Data excerpts
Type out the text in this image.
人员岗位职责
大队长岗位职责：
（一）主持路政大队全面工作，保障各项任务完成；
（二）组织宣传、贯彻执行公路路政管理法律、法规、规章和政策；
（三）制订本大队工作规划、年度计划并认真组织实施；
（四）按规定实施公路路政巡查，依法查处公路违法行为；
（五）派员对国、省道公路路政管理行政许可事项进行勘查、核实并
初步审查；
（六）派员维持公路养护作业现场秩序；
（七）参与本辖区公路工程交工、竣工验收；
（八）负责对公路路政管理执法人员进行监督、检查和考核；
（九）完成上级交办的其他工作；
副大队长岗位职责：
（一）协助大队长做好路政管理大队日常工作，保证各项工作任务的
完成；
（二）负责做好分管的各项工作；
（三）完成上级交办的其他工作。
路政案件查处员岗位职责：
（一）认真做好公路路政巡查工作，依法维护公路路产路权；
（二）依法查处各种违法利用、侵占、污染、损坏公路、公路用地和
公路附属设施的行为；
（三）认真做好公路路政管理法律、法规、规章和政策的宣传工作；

» **WHAT IS NEEDED**: Reproduce every line of the material above exactly.

» **FINAL RESULT**:
Type out the text in this image.
人员岗位职责
大队长岗位职责：
（一）主持路政大队全面工作，保障各项任务完成；
（二）组织宣传、贯彻执行公路路政管理法律、法规、规章和政策；
（三）制订本大队工作规划、年度计划并认真组织实施；
（四）按规定实施公路路政巡查，依法查处公路违法行为；
（五）派员对国、省道公路路政管理行政许可事项进行勘查、核实并
初步审查；
（六）派员维持公路养护作业现场秩序；
（七）参与本辖区公路工程交工、竣工验收；
（八）负责对公路路政管理执法人员进行监督、检查和考核；
（九）完成上级交办的其他工作；
副大队长岗位职责：
（一）协助大队长做好路政管理大队日常工作，保证各项工作任务的
完成；
（二）负责做好分管的各项工作；
（三）完成上级交办的其他工作。
路政案件查处员岗位职责：
（一）认真做好公路路政巡查工作，依法维护公路路产路权；
（二）依法查处各种违法利用、侵占、污染、损坏公路、公路用地和
公路附属设施的行为；
（三）认真做好公路路政管理法律、法规、规章和政策的宣传工作；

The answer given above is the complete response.